Recorded data
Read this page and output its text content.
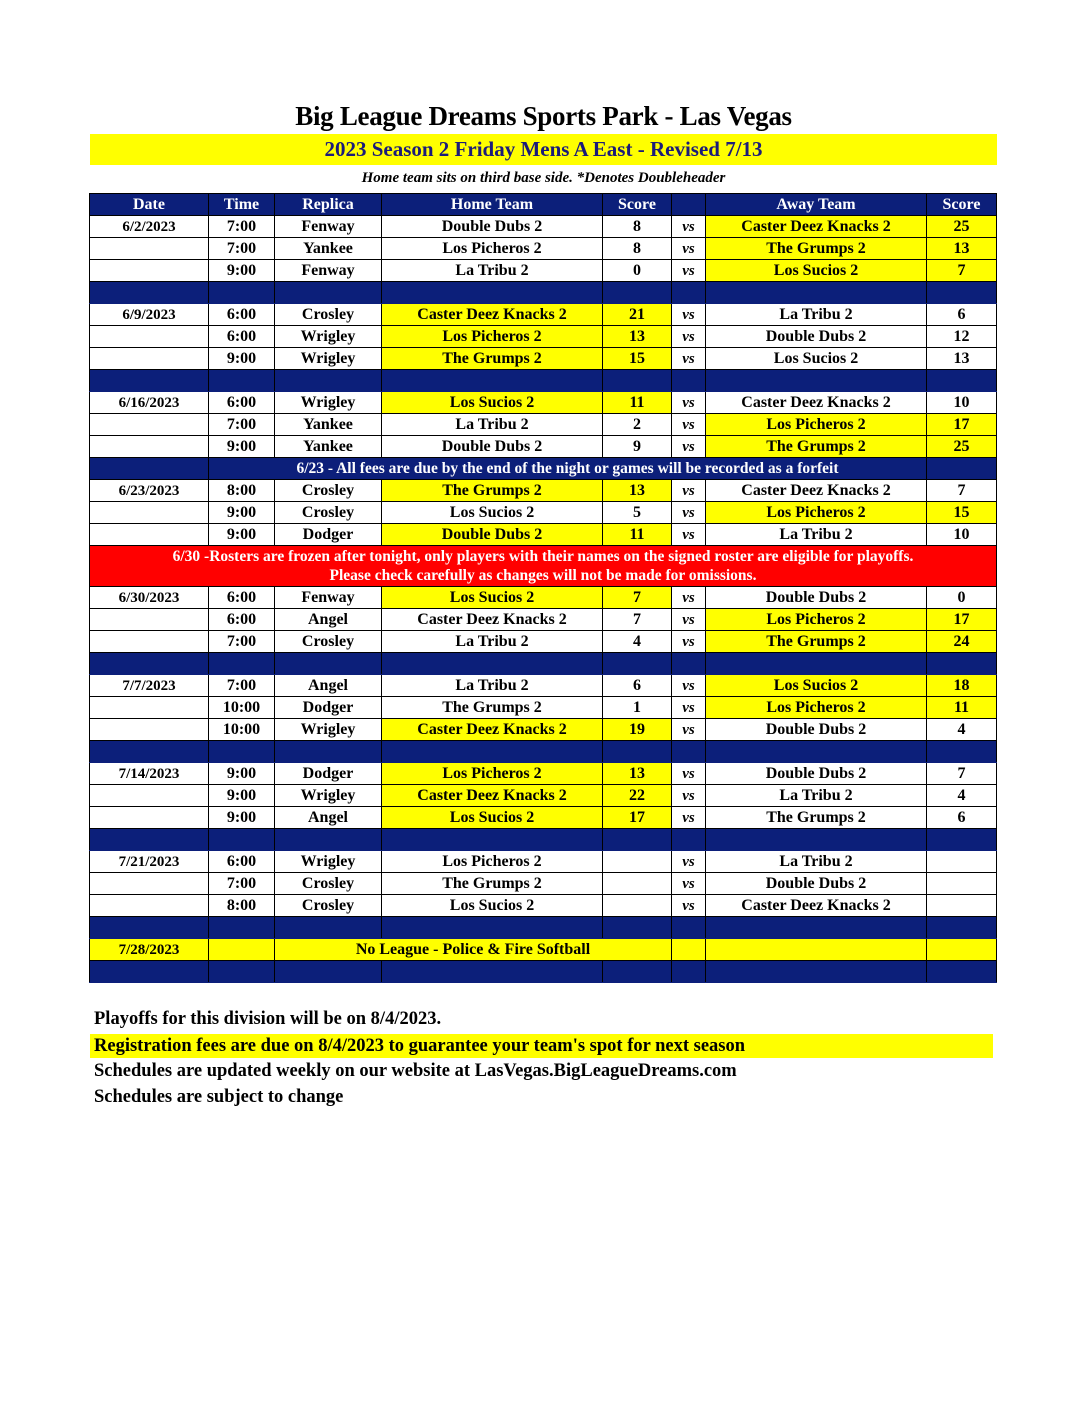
Big League Dreams Sports Park - Las Vegas
2023 Season 2 Friday Mens A East - Revised 7/13
Home team sits on third base side. *Denotes Doubleheader
Date	Time	Replica	Home Team	Score		Away Team	Score
6/2/2023	7:00	Fenway	Double Dubs 2	8	vs	Caster Deez Knacks 2	25
	7:00	Yankee	Los Picheros 2	8	vs	The Grumps 2	13
	9:00	Fenway	La Tribu 2	0	vs	Los Sucios 2	7

6/9/2023	6:00	Crosley	Caster Deez Knacks 2	21	vs	La Tribu 2	6
	6:00	Wrigley	Los Picheros 2	13	vs	Double Dubs 2	12
	9:00	Wrigley	The Grumps 2	15	vs	Los Sucios 2	13

6/16/2023	6:00	Wrigley	Los Sucios 2	11	vs	Caster Deez Knacks 2	10
	7:00	Yankee	La Tribu 2	2	vs	Los Picheros 2	17
	9:00	Yankee	Double Dubs 2	9	vs	The Grumps 2	25
	6/23 - All fees are due by the end of the night or games will be recorded as a forfeit						
6/23/2023	8:00	Crosley	The Grumps 2	13	vs	Caster Deez Knacks 2	7
	9:00	Crosley	Los Sucios 2	5	vs	Los Picheros 2	15
	9:00	Dodger	Double Dubs 2	11	vs	La Tribu 2	10

6/30 -Rosters are frozen after tonight, only players with their names on the signed roster are eligible for playoffs.
Please check carefully as changes will not be made for omissions.							

6/30/2023	6:00	Fenway	Los Sucios 2	7	vs	Double Dubs 2	0
	6:00	Angel	Caster Deez Knacks 2	7	vs	Los Picheros 2	17
	7:00	Crosley	La Tribu 2	4	vs	The Grumps 2	24

7/7/2023	7:00	Angel	La Tribu 2	6	vs	Los Sucios 2	18
	10:00	Dodger	The Grumps 2	1	vs	Los Picheros 2	11
	10:00	Wrigley	Caster Deez Knacks 2	19	vs	Double Dubs 2	4

7/14/2023	9:00	Dodger	Los Picheros 2	13	vs	Double Dubs 2	7
	9:00	Wrigley	Caster Deez Knacks 2	22	vs	La Tribu 2	4
	9:00	Angel	Los Sucios 2	17	vs	The Grumps 2	6

7/21/2023	6:00	Wrigley	Los Picheros 2		vs	La Tribu 2	
	7:00	Crosley	The Grumps 2		vs	Double Dubs 2	
	8:00	Crosley	Los Sucios 2		vs	Caster Deez Knacks 2	

7/28/2023		No League - Police & Fire Softball					

Playoffs for this division will be on 8/4/2023.
Registration fees are due on 8/4/2023 to guarantee your team's spot for next season
Schedules are updated weekly on our website at LasVegas.BigLeagueDreams.com
Schedules are subject to change
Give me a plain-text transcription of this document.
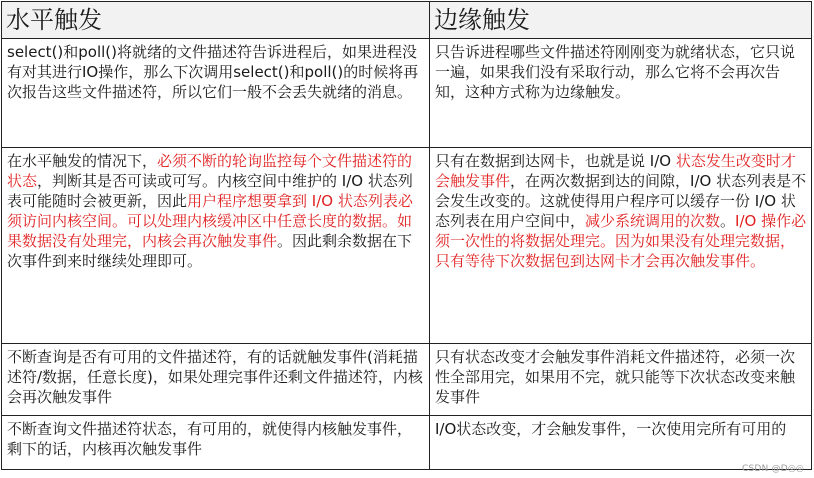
水平触发	边缘触发
select()和poll()将就绪的文件描述符告诉进程后，如果进程没有对其进行IO操作，那么下次调用select()和poll()的时候将再次报告这些文件描述符，所以它们一般不会丢失就绪的消息。	只告诉进程哪些文件描述符刚刚变为就绪状态，它只说一遍，如果我们没有采取行动，那么它将不会再次告知，这种方式称为边缘触发。
在水平触发的情况下，必须不断的轮询监控每个文件描述符的状态，判断其是否可读或可写。内核空间中维护的 I/O 状态列表可能随时会被更新，因此用户程序想要拿到 I/O 状态列表必须访问内核空间。可以处理内核缓冲区中任意长度的数据。如果数据没有处理完，内核会再次触发事件。因此剩余数据在下次事件到来时继续处理即可。	只有在数据到达网卡，也就是说 I/O 状态发生改变时才会触发事件，在两次数据到达的间隙，I/O 状态列表是不会发生改变的。这就使得用户程序可以缓存一份 I/O 状态列表在用户空间中，减少系统调用的次数。I/O 操作必须一次性的将数据处理完。因为如果没有处理完数据，只有等待下次数据包到达网卡才会再次触发事件。
不断查询是否有可用的文件描述符，有的话就触发事件(消耗描述符/数据，任意长度)，如果处理完事件还剩文件描述符，内核会再次触发事件	只有状态改变才会触发事件消耗文件描述符，必须一次性全部用完，如果用不完，就只能等下次状态改变来触发事件
不断查询文件描述符状态，有可用的，就使得内核触发事件，剩下的话，内核再次触发事件	I/O状态改变，才会触发事件，一次使用完所有可用的
CSDN @D◎◎
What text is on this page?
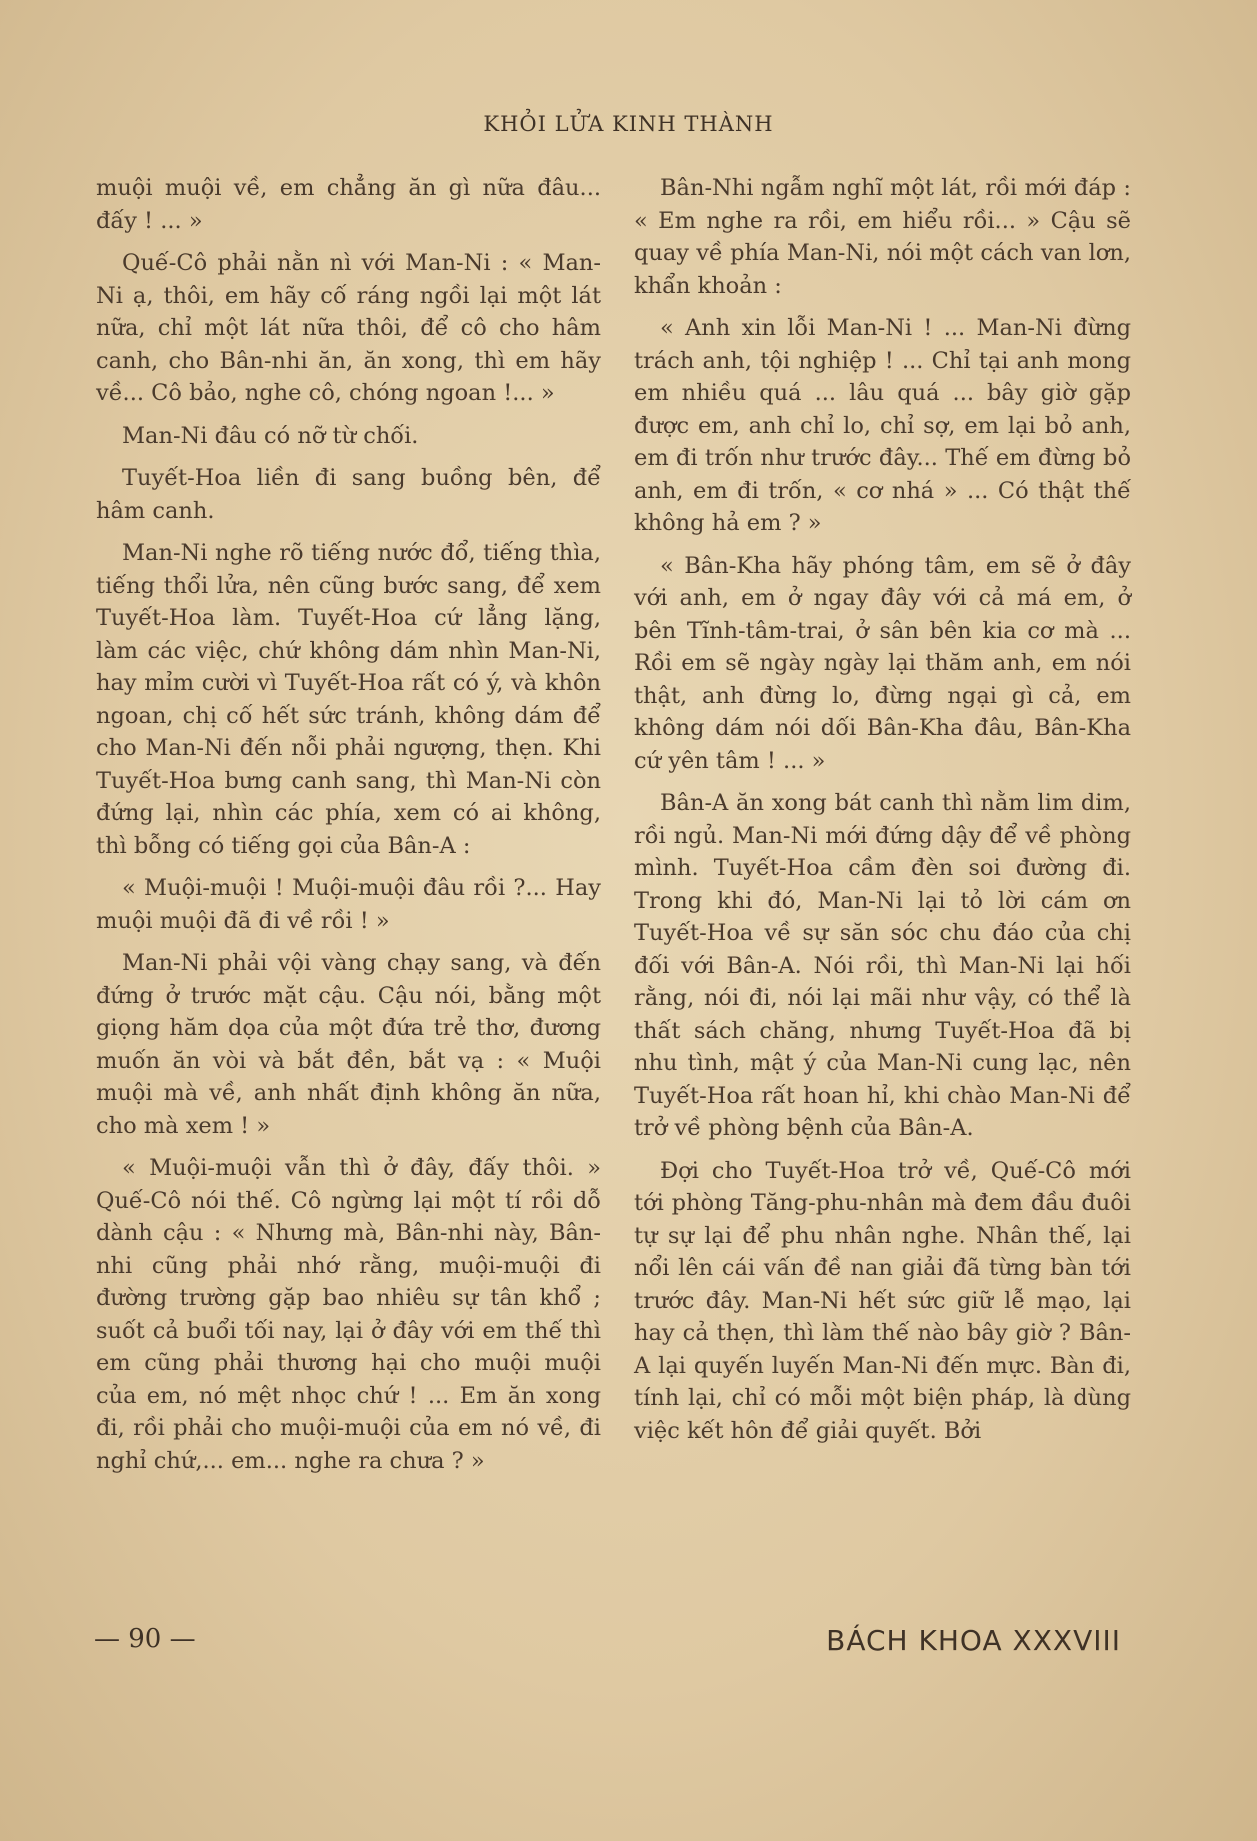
KHỎI LỬA KINH THÀNH

muội muội về, em chẳng ăn gì nữa đâu... đấy ! ... »

Quế-Cô phải nằn nì với Man-Ni : « Man-Ni ạ, thôi, em hãy cố ráng ngồi lại một lát nữa, chỉ một lát nữa thôi, để cô cho hâm canh, cho Bân-nhi ăn, ăn xong, thì em hãy về... Cô bảo, nghe cô, chóng ngoan !... »

Man-Ni đâu có nỡ từ chối.

Tuyết-Hoa liền đi sang buồng bên, để hâm canh.

Man-Ni nghe rõ tiếng nước đổ, tiếng thìa, tiếng thổi lửa, nên cũng bước sang, để xem Tuyết-Hoa làm. Tuyết-Hoa cứ lẳng lặng, làm các việc, chứ không dám nhìn Man-Ni, hay mỉm cười vì Tuyết-Hoa rất có ý, và khôn ngoan, chị cố hết sức tránh, không dám để cho Man-Ni đến nỗi phải ngượng, thẹn. Khi Tuyết-Hoa bưng canh sang, thì Man-Ni còn đứng lại, nhìn các phía, xem có ai không, thì bỗng có tiếng gọi của Bân-A :

« Muội-muội ! Muội-muội đâu rồi ?... Hay muội muội đã đi về rồi ! »

Man-Ni phải vội vàng chạy sang, và đến đứng ở trước mặt cậu. Cậu nói, bằng một giọng hăm dọa của một đứa trẻ thơ, đương muốn ăn vòi và bắt đền, bắt vạ : « Muội muội mà về, anh nhất định không ăn nữa, cho mà xem ! »

« Muội-muội vẫn thì ở đây, đấy thôi. » Quế-Cô nói thế. Cô ngừng lại một tí rồi dỗ dành cậu : « Nhưng mà, Bân-nhi này, Bân-nhi cũng phải nhớ rằng, muội-muội đi đường trường gặp bao nhiêu sự tân khổ ; suốt cả buổi tối nay, lại ở đây với em thế thì em cũng phải thương hại cho muội muội của em, nó mệt nhọc chứ ! ... Em ăn xong đi, rồi phải cho muội-muội của em nó về, đi nghỉ chứ,... em... nghe ra chưa ? »

Bân-Nhi ngẫm nghĩ một lát, rồi mới đáp : « Em nghe ra rồi, em hiểu rồi... » Cậu sẽ quay về phía Man-Ni, nói một cách van lơn, khẩn khoản :

« Anh xin lỗi Man-Ni ! ... Man-Ni đừng trách anh, tội nghiệp ! ... Chỉ tại anh mong em nhiều quá ... lâu quá ... bây giờ gặp được em, anh chỉ lo, chỉ sợ, em lại bỏ anh, em đi trốn như trước đây... Thế em đừng bỏ anh, em đi trốn, « cơ nhá » ... Có thật thế không hả em ? »

« Bân-Kha hãy phóng tâm, em sẽ ở đây với anh, em ở ngay đây với cả má em, ở bên Tĩnh-tâm-trai, ở sân bên kia cơ mà ... Rồi em sẽ ngày ngày lại thăm anh, em nói thật, anh đừng lo, đừng ngại gì cả, em không dám nói dối Bân-Kha đâu, Bân-Kha cứ yên tâm ! ... »

Bân-A ăn xong bát canh thì nằm lim dim, rồi ngủ. Man-Ni mới đứng dậy để về phòng mình. Tuyết-Hoa cầm đèn soi đường đi. Trong khi đó, Man-Ni lại tỏ lời cám ơn Tuyết-Hoa về sự săn sóc chu đáo của chị đối với Bân-A. Nói rồi, thì Man-Ni lại hối rằng, nói đi, nói lại mãi như vậy, có thể là thất sách chăng, nhưng Tuyết-Hoa đã bị nhu tình, mật ý của Man-Ni cung lạc, nên Tuyết-Hoa rất hoan hỉ, khi chào Man-Ni để trở về phòng bệnh của Bân-A.

Đợi cho Tuyết-Hoa trở về, Quế-Cô mới tới phòng Tăng-phu-nhân mà đem đầu đuôi tự sự lại để phu nhân nghe. Nhân thế, lại nổi lên cái vấn đề nan giải đã từng bàn tới trước đây. Man-Ni hết sức giữ lễ mạo, lại hay cả thẹn, thì làm thế nào bây giờ ? Bân-A lại quyến luyến Man-Ni đến mực. Bàn đi, tính lại, chỉ có mỗi một biện pháp, là dùng việc kết hôn để giải quyết. Bởi

— 90 —	BÁCH KHOA XXXVIII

# Objective
Each line in the entries above that includes the string "rằng" should be extracted.

# Final answer
« Muội-muội vẫn thì ở đây, đấy thôi. » Quế-Cô nói thế. Cô ngừng lại một tí rồi dỗ dành cậu : « Nhưng mà, Bân-nhi này, Bân-nhi cũng phải nhớ rằng, muội-muội đi đường trường gặp bao nhiêu sự tân khổ ; suốt cả buổi tối nay, lại ở đây với em thế thì em cũng phải thương hại cho muội muội của em, nó mệt nhọc chứ ! ... Em ăn xong đi, rồi phải cho muội-muội của em nó về, đi nghỉ chứ,... em... nghe ra chưa ? »
Bân-A ăn xong bát canh thì nằm lim dim, rồi ngủ. Man-Ni mới đứng dậy để về phòng mình. Tuyết-Hoa cầm đèn soi đường đi. Trong khi đó, Man-Ni lại tỏ lời cám ơn Tuyết-Hoa về sự săn sóc chu đáo của chị đối với Bân-A. Nói rồi, thì Man-Ni lại hối rằng, nói đi, nói lại mãi như vậy, có thể là thất sách chăng, nhưng Tuyết-Hoa đã bị nhu tình, mật ý của Man-Ni cung lạc, nên Tuyết-Hoa rất hoan hỉ, khi chào Man-Ni để trở về phòng bệnh của Bân-A.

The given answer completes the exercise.